# [YOUR OBJECTIVE]
Each entry below is to be written out exactly, and the pictures are to be left out.

# [Dataset items]

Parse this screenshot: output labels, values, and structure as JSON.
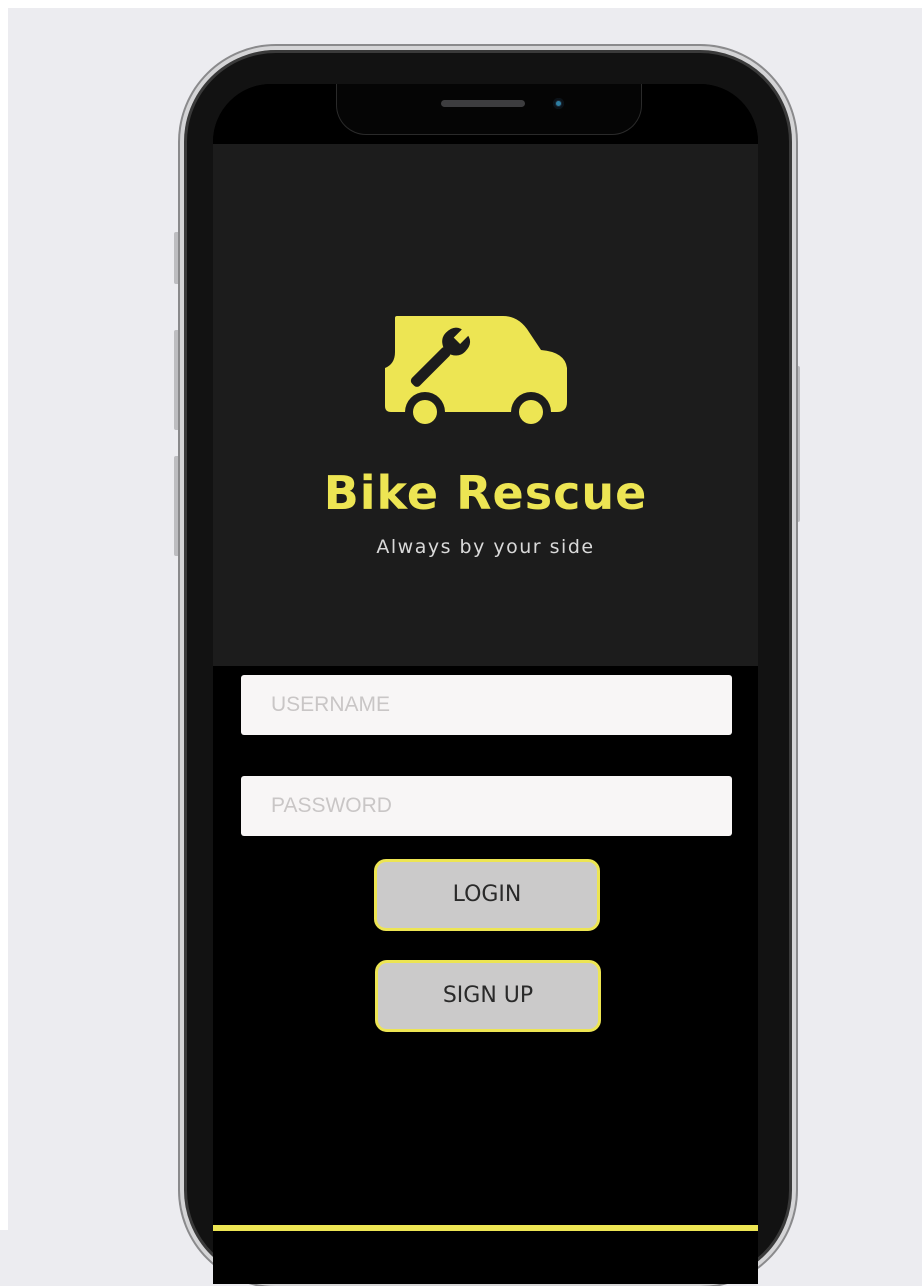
{
  "app": {
    "brand_name": "Bike Rescue",
    "tagline": "Always by your side",
    "logo_icon": "van-wrench-icon"
  },
  "form": {
    "username_placeholder": "USERNAME",
    "password_placeholder": "PASSWORD",
    "login_label": "LOGIN",
    "signup_label": "SIGN UP"
  },
  "colors": {
    "accent": "#ede553",
    "hero_background": "#1c1c1c",
    "screen_background": "#000000",
    "button_background": "#cbcaca",
    "input_background": "#f8f6f6"
  }
}
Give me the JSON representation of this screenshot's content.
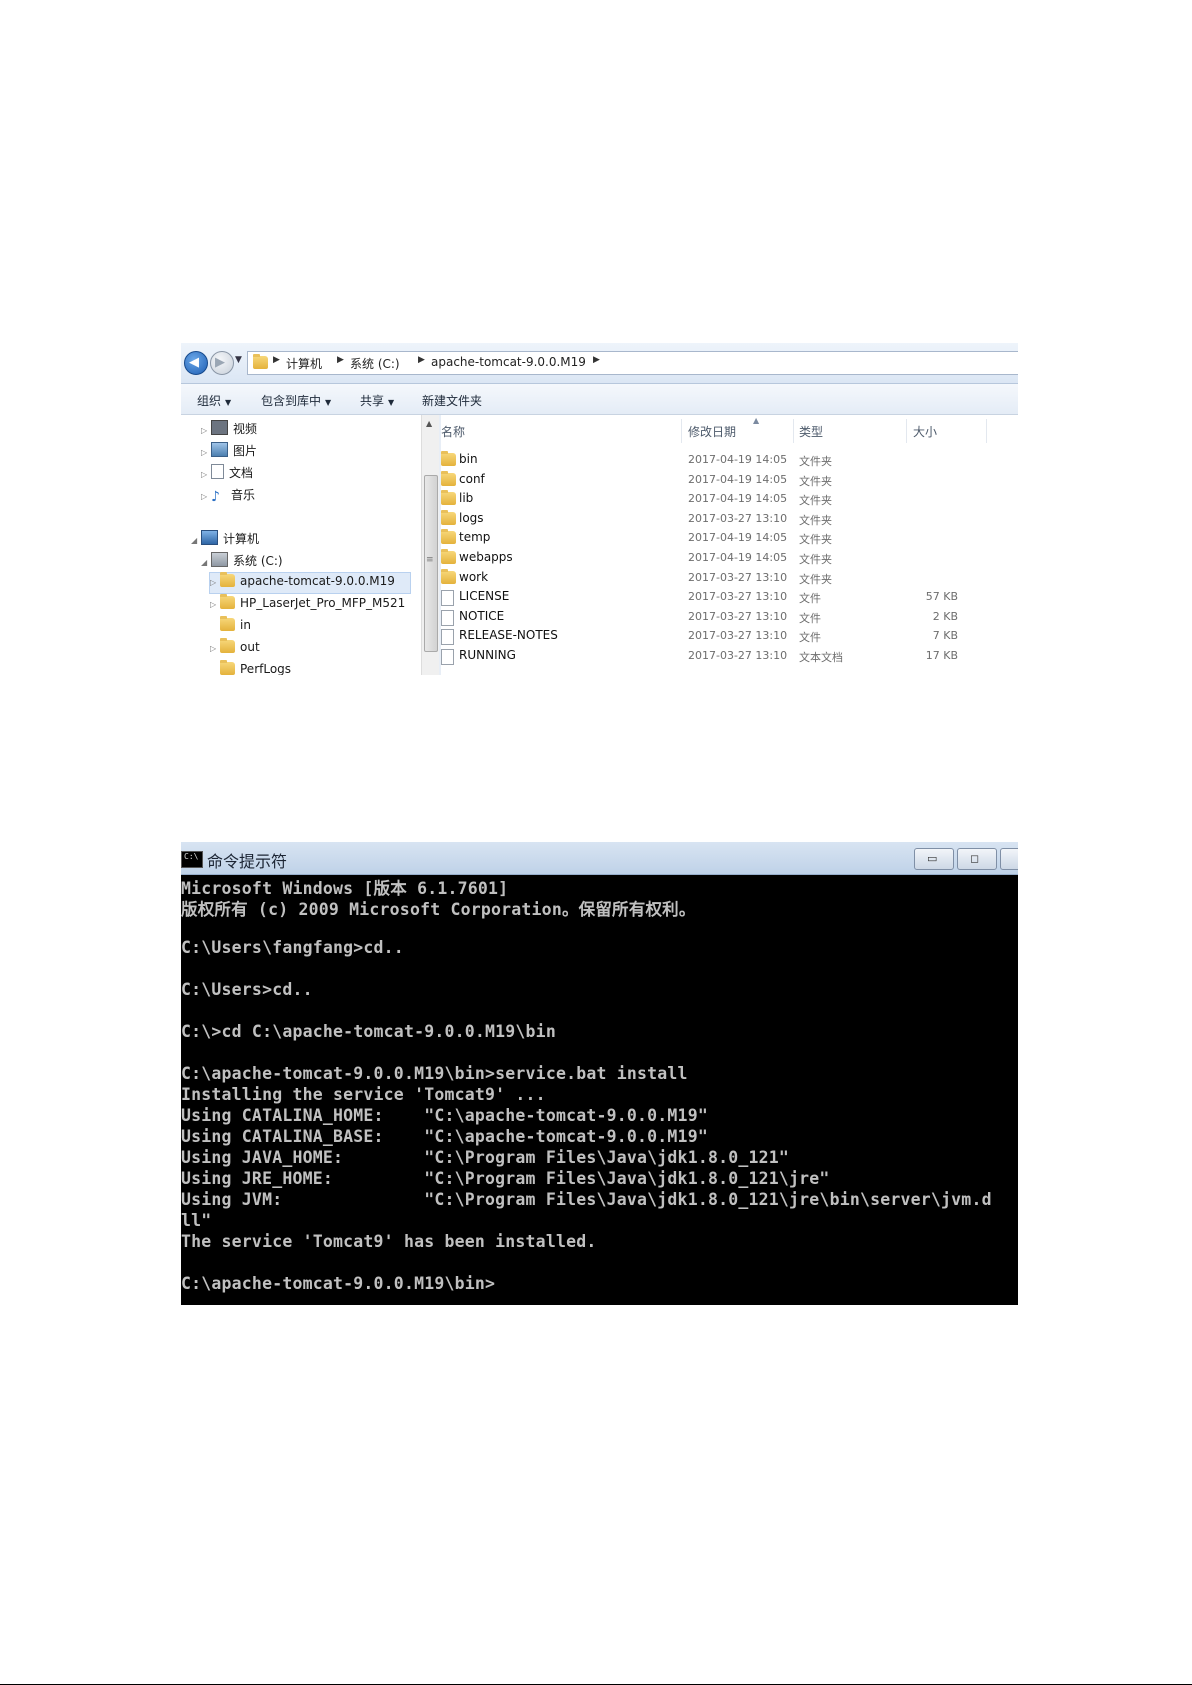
{
  "explorer": {
    "breadcrumb": [
      "计算机",
      "系统 (C:)",
      "apache-tomcat-9.0.0.M19"
    ],
    "toolbar": [
      {
        "label": "组织",
        "dropdown": true
      },
      {
        "label": "包含到库中",
        "dropdown": true
      },
      {
        "label": "共享",
        "dropdown": true
      },
      {
        "label": "新建文件夹",
        "dropdown": false
      }
    ],
    "nav_tree": [
      {
        "label": "视频",
        "icon": "video-icon"
      },
      {
        "label": "图片",
        "icon": "pictures-icon"
      },
      {
        "label": "文档",
        "icon": "documents-icon"
      },
      {
        "label": "音乐",
        "icon": "music-icon"
      },
      {
        "label": "计算机",
        "icon": "computer-icon"
      },
      {
        "label": "系统 (C:)",
        "icon": "drive-icon"
      },
      {
        "label": "apache-tomcat-9.0.0.M19",
        "icon": "folder-icon",
        "selected": true
      },
      {
        "label": "HP_LaserJet_Pro_MFP_M521",
        "icon": "folder-icon"
      },
      {
        "label": "in",
        "icon": "folder-icon"
      },
      {
        "label": "out",
        "icon": "folder-icon"
      },
      {
        "label": "PerfLogs",
        "icon": "folder-icon"
      }
    ],
    "columns": {
      "name": "名称",
      "modified": "修改日期",
      "type": "类型",
      "size": "大小"
    },
    "files": [
      {
        "name": "bin",
        "modified": "2017-04-19 14:05",
        "type": "文件夹",
        "size": "",
        "icon": "folder-icon"
      },
      {
        "name": "conf",
        "modified": "2017-04-19 14:05",
        "type": "文件夹",
        "size": "",
        "icon": "folder-icon"
      },
      {
        "name": "lib",
        "modified": "2017-04-19 14:05",
        "type": "文件夹",
        "size": "",
        "icon": "folder-icon"
      },
      {
        "name": "logs",
        "modified": "2017-03-27 13:10",
        "type": "文件夹",
        "size": "",
        "icon": "folder-icon"
      },
      {
        "name": "temp",
        "modified": "2017-04-19 14:05",
        "type": "文件夹",
        "size": "",
        "icon": "folder-icon"
      },
      {
        "name": "webapps",
        "modified": "2017-04-19 14:05",
        "type": "文件夹",
        "size": "",
        "icon": "folder-icon"
      },
      {
        "name": "work",
        "modified": "2017-03-27 13:10",
        "type": "文件夹",
        "size": "",
        "icon": "folder-icon"
      },
      {
        "name": "LICENSE",
        "modified": "2017-03-27 13:10",
        "type": "文件",
        "size": "57 KB",
        "icon": "file-icon"
      },
      {
        "name": "NOTICE",
        "modified": "2017-03-27 13:10",
        "type": "文件",
        "size": "2 KB",
        "icon": "file-icon"
      },
      {
        "name": "RELEASE-NOTES",
        "modified": "2017-03-27 13:10",
        "type": "文件",
        "size": "7 KB",
        "icon": "file-icon"
      },
      {
        "name": "RUNNING",
        "modified": "2017-03-27 13:10",
        "type": "文本文档",
        "size": "17 KB",
        "icon": "file-icon"
      }
    ]
  },
  "cmd": {
    "title": "命令提示符",
    "window_buttons": [
      "minimize-icon",
      "maximize-icon"
    ],
    "lines": [
      "Microsoft Windows [版本 6.1.7601]",
      "版权所有 (c) 2009 Microsoft Corporation。保留所有权利。",
      "",
      "C:\\Users\\fangfang>cd..",
      "",
      "C:\\Users>cd..",
      "",
      "C:\\>cd C:\\apache-tomcat-9.0.0.M19\\bin",
      "",
      "C:\\apache-tomcat-9.0.0.M19\\bin>service.bat install",
      "Installing the service 'Tomcat9' ...",
      "Using CATALINA_HOME:    \"C:\\apache-tomcat-9.0.0.M19\"",
      "Using CATALINA_BASE:    \"C:\\apache-tomcat-9.0.0.M19\"",
      "Using JAVA_HOME:        \"C:\\Program Files\\Java\\jdk1.8.0_121\"",
      "Using JRE_HOME:         \"C:\\Program Files\\Java\\jdk1.8.0_121\\jre\"",
      "Using JVM:              \"C:\\Program Files\\Java\\jdk1.8.0_121\\jre\\bin\\server\\jvm.d",
      "ll\"",
      "The service 'Tomcat9' has been installed.",
      "",
      "C:\\apache-tomcat-9.0.0.M19\\bin>"
    ]
  }
}
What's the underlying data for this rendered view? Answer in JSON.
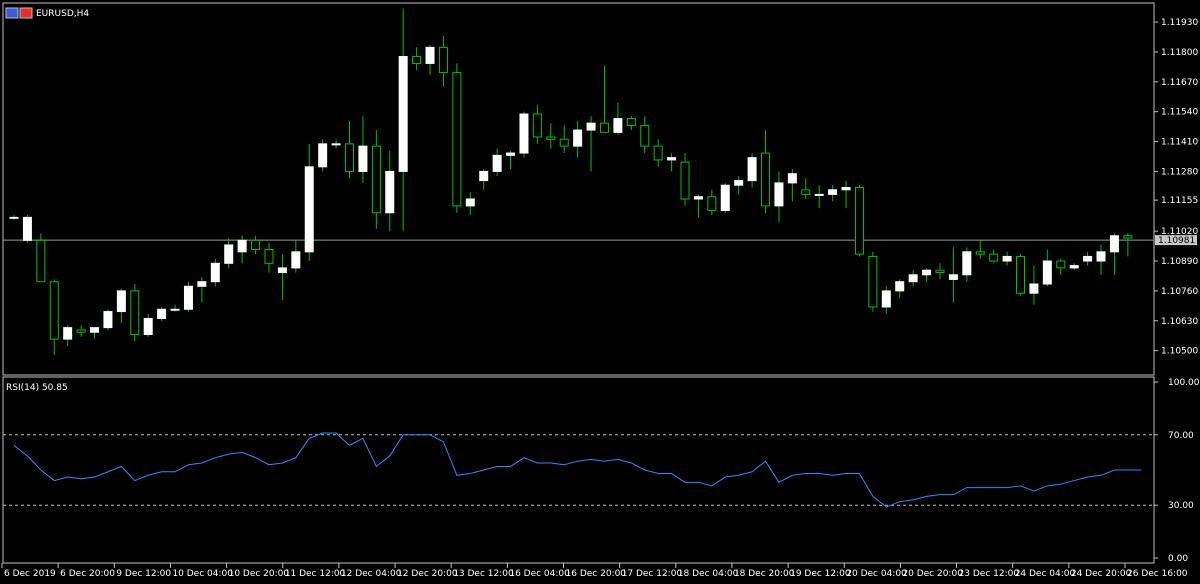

# [CORRECT OUTPUT]
Parse this screenshot: output labels, values, and structure as JSON.
{
  "app": {
    "brand_name": "Bike Rescue",
    "tagline": "Always by your side",
    "logo_icon": "van-wrench-icon"
  },
  "form": {
    "username_placeholder": "USERNAME",
    "password_placeholder": "PASSWORD",
    "login_label": "LOGIN",
    "signup_label": "SIGN UP"
  },
  "colors": {
    "accent": "#ede553",
    "hero_background": "#1c1c1c",
    "screen_background": "#000000",
    "button_background": "#cbcaca",
    "input_background": "#f8f6f6"
  }
}
Give me the JSON representation of this screenshot's content.
{
  "explorer": {
    "breadcrumb": [
      "计算机",
      "系统 (C:)",
      "apache-tomcat-9.0.0.M19"
    ],
    "toolbar": [
      {
        "label": "组织",
        "dropdown": true
      },
      {
        "label": "包含到库中",
        "dropdown": true
      },
      {
        "label": "共享",
        "dropdown": true
      },
      {
        "label": "新建文件夹",
        "dropdown": false
      }
    ],
    "nav_tree": [
      {
        "label": "视频",
        "icon": "video-icon"
      },
      {
        "label": "图片",
        "icon": "pictures-icon"
      },
      {
        "label": "文档",
        "icon": "documents-icon"
      },
      {
        "label": "音乐",
        "icon": "music-icon"
      },
      {
        "label": "计算机",
        "icon": "computer-icon"
      },
      {
        "label": "系统 (C:)",
        "icon": "drive-icon"
      },
      {
        "label": "apache-tomcat-9.0.0.M19",
        "icon": "folder-icon",
        "selected": true
      },
      {
        "label": "HP_LaserJet_Pro_MFP_M521",
        "icon": "folder-icon"
      },
      {
        "label": "in",
        "icon": "folder-icon"
      },
      {
        "label": "out",
        "icon": "folder-icon"
      },
      {
        "label": "PerfLogs",
        "icon": "folder-icon"
      }
    ],
    "columns": {
      "name": "名称",
      "modified": "修改日期",
      "type": "类型",
      "size": "大小"
    },
    "files": [
      {
        "name": "bin",
        "modified": "2017-04-19 14:05",
        "type": "文件夹",
        "size": "",
        "icon": "folder-icon"
      },
      {
        "name": "conf",
        "modified": "2017-04-19 14:05",
        "type": "文件夹",
        "size": "",
        "icon": "folder-icon"
      },
      {
        "name": "lib",
        "modified": "2017-04-19 14:05",
        "type": "文件夹",
        "size": "",
        "icon": "folder-icon"
      },
      {
        "name": "logs",
        "modified": "2017-03-27 13:10",
        "type": "文件夹",
        "size": "",
        "icon": "folder-icon"
      },
      {
        "name": "temp",
        "modified": "2017-04-19 14:05",
        "type": "文件夹",
        "size": "",
        "icon": "folder-icon"
      },
      {
        "name": "webapps",
        "modified": "2017-04-19 14:05",
        "type": "文件夹",
        "size": "",
        "icon": "folder-icon"
      },
      {
        "name": "work",
        "modified": "2017-03-27 13:10",
        "type": "文件夹",
        "size": "",
        "icon": "folder-icon"
      },
      {
        "name": "LICENSE",
        "modified": "2017-03-27 13:10",
        "type": "文件",
        "size": "57 KB",
        "icon": "file-icon"
      },
      {
        "name": "NOTICE",
        "modified": "2017-03-27 13:10",
        "type": "文件",
        "size": "2 KB",
        "icon": "file-icon"
      },
      {
        "name": "RELEASE-NOTES",
        "modified": "2017-03-27 13:10",
        "type": "文件",
        "size": "7 KB",
        "icon": "file-icon"
      },
      {
        "name": "RUNNING",
        "modified": "2017-03-27 13:10",
        "type": "文本文档",
        "size": "17 KB",
        "icon": "file-icon"
      }
    ]
  },
  "cmd": {
    "title": "命令提示符",
    "window_buttons": [
      "minimize-icon",
      "maximize-icon"
    ],
    "lines": [
      "Microsoft Windows [版本 6.1.7601]",
      "版权所有 (c) 2009 Microsoft Corporation。保留所有权利。",
      "",
      "C:\\Users\\fangfang>cd..",
      "",
      "C:\\Users>cd..",
      "",
      "C:\\>cd C:\\apache-tomcat-9.0.0.M19\\bin",
      "",
      "C:\\apache-tomcat-9.0.0.M19\\bin>service.bat install",
      "Installing the service 'Tomcat9' ...",
      "Using CATALINA_HOME:    \"C:\\apache-tomcat-9.0.0.M19\"",
      "Using CATALINA_BASE:    \"C:\\apache-tomcat-9.0.0.M19\"",
      "Using JAVA_HOME:        \"C:\\Program Files\\Java\\jdk1.8.0_121\"",
      "Using JRE_HOME:         \"C:\\Program Files\\Java\\jdk1.8.0_121\\jre\"",
      "Using JVM:              \"C:\\Program Files\\Java\\jdk1.8.0_121\\jre\\bin\\server\\jvm.d",
      "ll\"",
      "The service 'Tomcat9' has been installed.",
      "",
      "C:\\apache-tomcat-9.0.0.M19\\bin>"
    ]
  }
}
What's the underlying data for this rendered view? Answer in JSON.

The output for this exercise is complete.